[Items from a figure collection]
*****

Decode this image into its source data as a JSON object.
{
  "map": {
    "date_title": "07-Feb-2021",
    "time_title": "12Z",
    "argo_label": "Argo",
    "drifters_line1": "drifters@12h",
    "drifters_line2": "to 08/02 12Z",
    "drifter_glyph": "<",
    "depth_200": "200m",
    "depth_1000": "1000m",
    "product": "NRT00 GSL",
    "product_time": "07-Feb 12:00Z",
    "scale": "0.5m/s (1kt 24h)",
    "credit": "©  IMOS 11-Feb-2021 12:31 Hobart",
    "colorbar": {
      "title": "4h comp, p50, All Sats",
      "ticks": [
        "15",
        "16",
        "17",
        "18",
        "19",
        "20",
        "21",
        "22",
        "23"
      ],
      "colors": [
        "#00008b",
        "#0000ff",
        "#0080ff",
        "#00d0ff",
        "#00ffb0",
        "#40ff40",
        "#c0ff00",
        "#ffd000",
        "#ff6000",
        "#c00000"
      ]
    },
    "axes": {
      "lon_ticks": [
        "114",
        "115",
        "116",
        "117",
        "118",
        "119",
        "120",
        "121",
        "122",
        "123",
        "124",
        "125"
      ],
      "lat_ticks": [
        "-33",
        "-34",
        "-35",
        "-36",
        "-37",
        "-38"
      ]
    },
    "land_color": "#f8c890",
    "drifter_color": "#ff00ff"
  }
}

*****

Reproduce the complete data exactly as presented above.

Decode this image into its source data as a JSON object.
{
  "map": {
    "date_title": "07-Feb-2021",
    "time_title": "12Z",
    "argo_label": "Argo",
    "drifters_line1": "drifters@12h",
    "drifters_line2": "to 08/02 12Z",
    "drifter_glyph": "<",
    "depth_200": "200m",
    "depth_1000": "1000m",
    "product": "NRT00 GSL",
    "product_time": "07-Feb 12:00Z",
    "scale": "0.5m/s (1kt 24h)",
    "credit": "©  IMOS 11-Feb-2021 12:31 Hobart",
    "colorbar": {
      "title": "4h comp, p50, All Sats",
      "ticks": [
        "15",
        "16",
        "17",
        "18",
        "19",
        "20",
        "21",
        "22",
        "23"
      ],
      "colors": [
        "#00008b",
        "#0000ff",
        "#0080ff",
        "#00d0ff",
        "#00ffb0",
        "#40ff40",
        "#c0ff00",
        "#ffd000",
        "#ff6000",
        "#c00000"
      ]
    },
    "axes": {
      "lon_ticks": [
        "114",
        "115",
        "116",
        "117",
        "118",
        "119",
        "120",
        "121",
        "122",
        "123",
        "124",
        "125"
      ],
      "lat_ticks": [
        "-33",
        "-34",
        "-35",
        "-36",
        "-37",
        "-38"
      ]
    },
    "land_color": "#f8c890",
    "drifter_color": "#ff00ff"
  }
}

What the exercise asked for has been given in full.